WORK TO BE COMPLETED - Report every line in the listing below where the string "Hotlink" shows up.

====== DATA ======

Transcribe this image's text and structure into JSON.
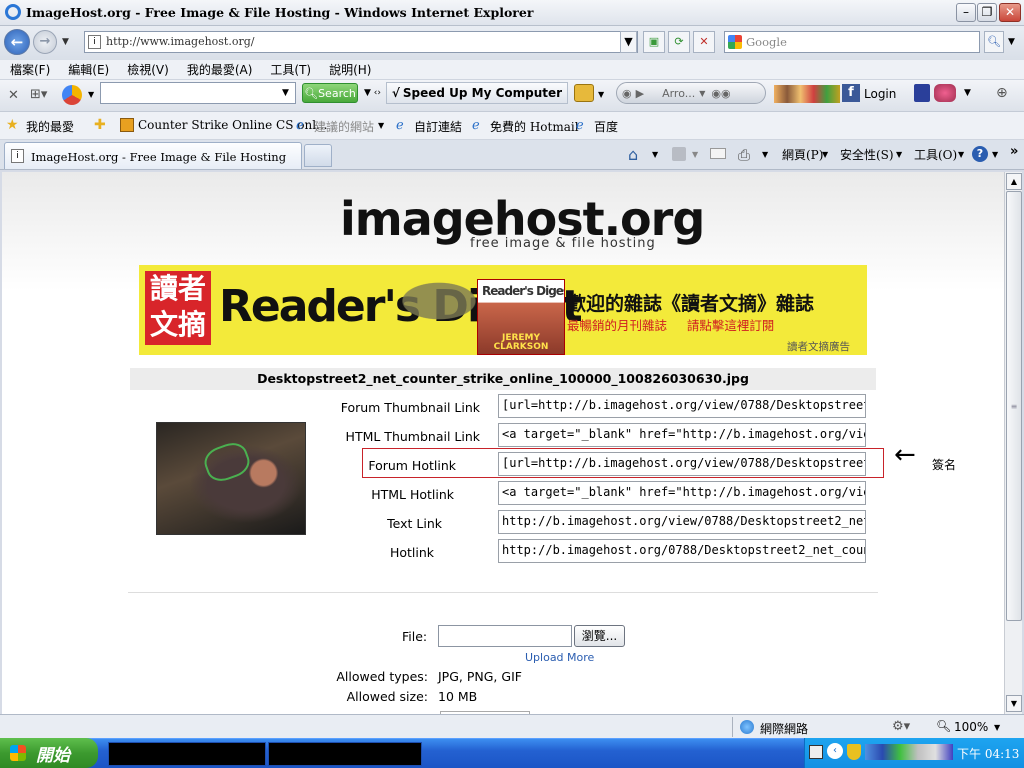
{
  "window": {
    "title": "ImageHost.org - Free Image & File Hosting - Windows Internet Explorer"
  },
  "address": {
    "url": "http://www.imagehost.org/",
    "search_placeholder": "Google"
  },
  "menu": [
    "檔案(F)",
    "編輯(E)",
    "檢視(V)",
    "我的最愛(A)",
    "工具(T)",
    "說明(H)"
  ],
  "toolbar": {
    "search_label": "Search",
    "speedup_label": "Speed Up My Computer",
    "media_label": "Arro...",
    "login_label": "Login"
  },
  "favorites": {
    "title": "我的最愛",
    "items": [
      "Counter Strike Online CS onl...",
      "建議的網站",
      "自訂連結",
      "免費的 Hotmail",
      "百度"
    ]
  },
  "tab": {
    "label": "ImageHost.org - Free Image & File Hosting"
  },
  "commandbar": {
    "page": "網頁(P)",
    "safety": "安全性(S)",
    "tools": "工具(O)"
  },
  "site": {
    "logo": "imagehost.org",
    "tagline": "free image & file hosting",
    "ad": {
      "brand_cn": "讀者文摘",
      "brand_cn_1": "讀者",
      "brand_cn_2": "文摘",
      "brand": "Reader's Digest",
      "text1": "歡迎的雜誌《讀者文摘》雜誌",
      "text2": "最暢銷的月刊雜誌     請點擊這裡訂閱",
      "caption": "讀者文摘廣告",
      "cover_title": "Reader's Digest",
      "cover_name": "JEREMY CLARKSON"
    },
    "filename": "Desktopstreet2_net_counter_strike_online_100000_100826030630.jpg",
    "links": [
      {
        "label": "Forum Thumbnail Link",
        "value": "[url=http://b.imagehost.org/view/0788/Desktopstreet2_net_"
      },
      {
        "label": "HTML Thumbnail Link",
        "value": "<a target=\"_blank\" href=\"http://b.imagehost.org/view/0788/"
      },
      {
        "label": "Forum Hotlink",
        "value": "[url=http://b.imagehost.org/view/0788/Desktopstreet2_net_"
      },
      {
        "label": "HTML Hotlink",
        "value": "<a target=\"_blank\" href=\"http://b.imagehost.org/view/0788/"
      },
      {
        "label": "Text Link",
        "value": "http://b.imagehost.org/view/0788/Desktopstreet2_net_coun"
      },
      {
        "label": "Hotlink",
        "value": "http://b.imagehost.org/0788/Desktopstreet2_net_counter_s"
      }
    ],
    "annotation": "簽名",
    "upload": {
      "file_label": "File:",
      "browse": "瀏覽...",
      "upload_more": "Upload More",
      "types_label": "Allowed types:",
      "types_value": "JPG, PNG, GIF",
      "size_label": "Allowed size:",
      "size_value": "10 MB"
    }
  },
  "status": {
    "zone": "網際網路",
    "zoom": "100%"
  },
  "taskbar": {
    "start": "開始",
    "clock": "下午 04:13"
  }
}
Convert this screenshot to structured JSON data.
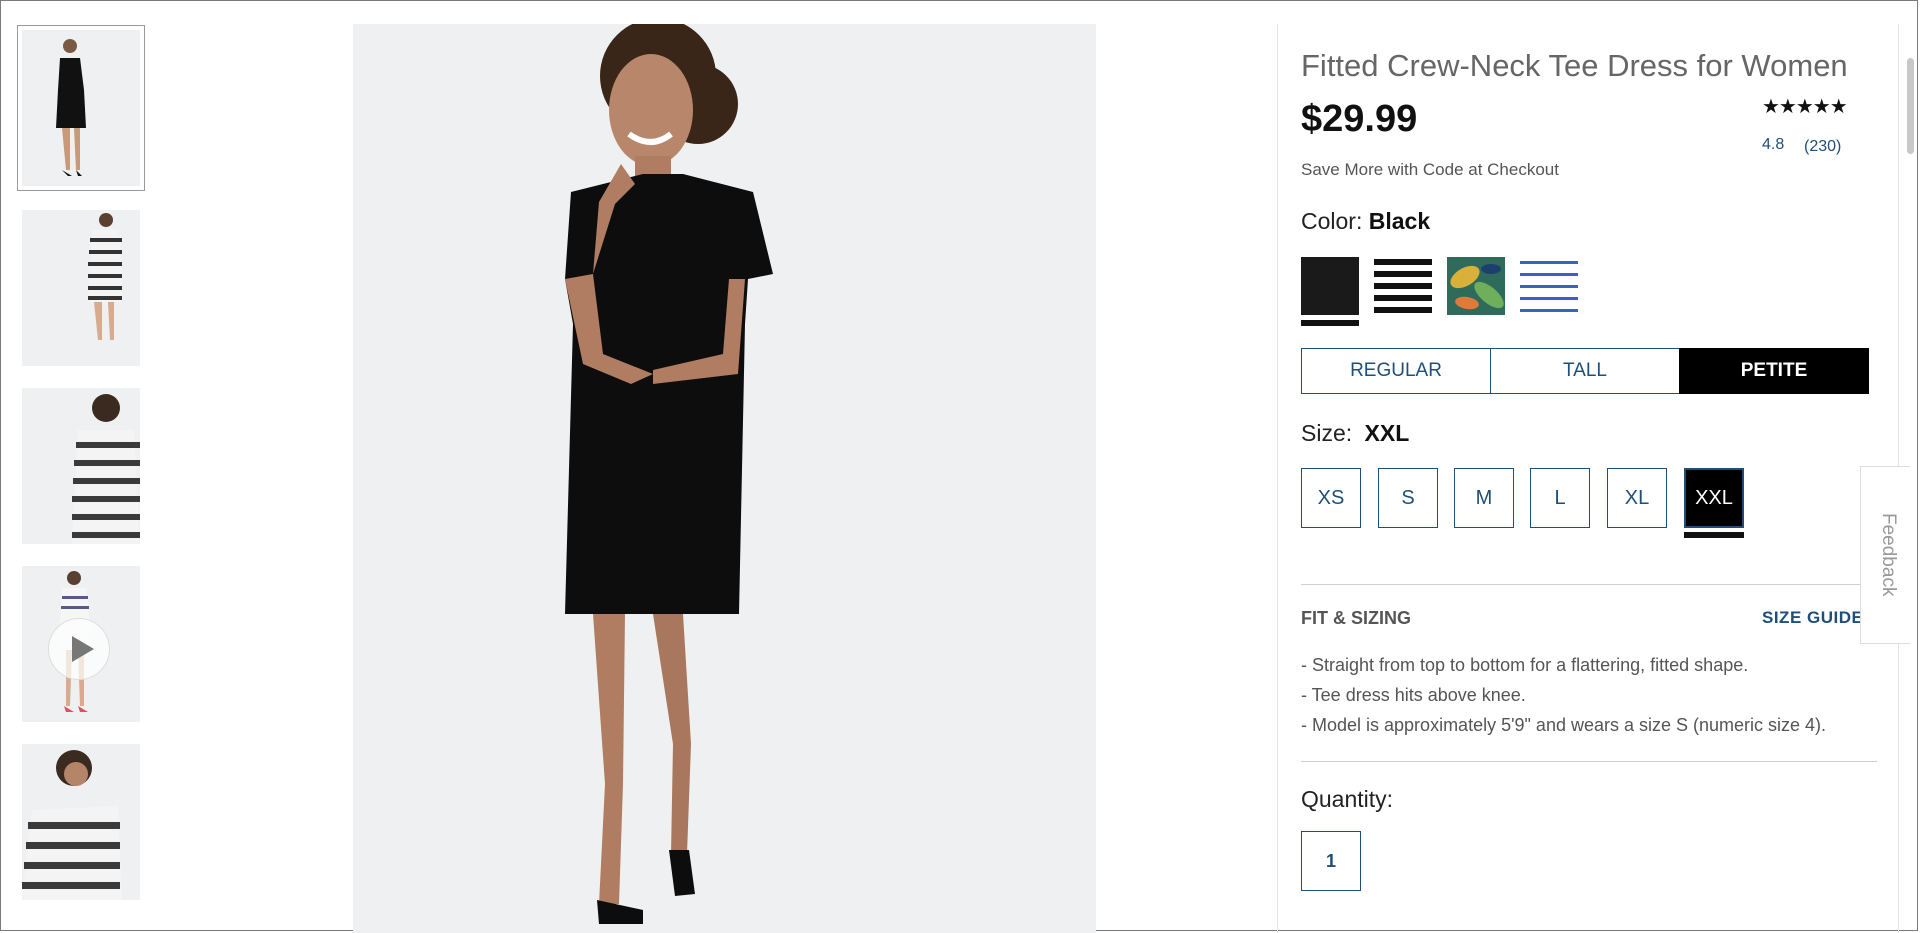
{
  "product": {
    "title": "Fitted Crew-Neck Tee Dress for Women",
    "price": "$29.99",
    "stars": "★★★★★",
    "rating": "4.8",
    "reviews": "(230)",
    "promo": "Save More with Code at Checkout"
  },
  "color": {
    "label": "Color:",
    "selected": "Black",
    "swatches": [
      {
        "name": "Black",
        "hex": "#1a1a1a"
      },
      {
        "name": "Black Stripe",
        "hex": "#111111"
      },
      {
        "name": "Tropical Print",
        "hex": "#2e6b5a"
      },
      {
        "name": "Blue Stripe",
        "hex": "#3f5fc8"
      }
    ]
  },
  "fit": {
    "options": [
      "REGULAR",
      "TALL",
      "PETITE"
    ],
    "selected": "PETITE"
  },
  "size": {
    "label": "Size:",
    "selected": "XXL",
    "options": [
      "XS",
      "S",
      "M",
      "L",
      "XL",
      "XXL"
    ]
  },
  "details": {
    "heading": "FIT & SIZING",
    "size_guide": "SIZE GUIDE",
    "bullets": [
      "Straight from top to bottom for a flattering, fitted shape.",
      "Tee dress hits above knee.",
      "Model is approximately 5'9\" and wears a size S (numeric size 4)."
    ]
  },
  "quantity": {
    "label": "Quantity:",
    "value": "1"
  },
  "feedback": {
    "label": "Feedback"
  },
  "colors": {
    "accent": "#1f4e79",
    "selected_bg": "#000000"
  }
}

======

RESPONSE -
        "label": "Forum Hotlink",
        "label": "HTML Hotlink",
        "label": "Hotlink",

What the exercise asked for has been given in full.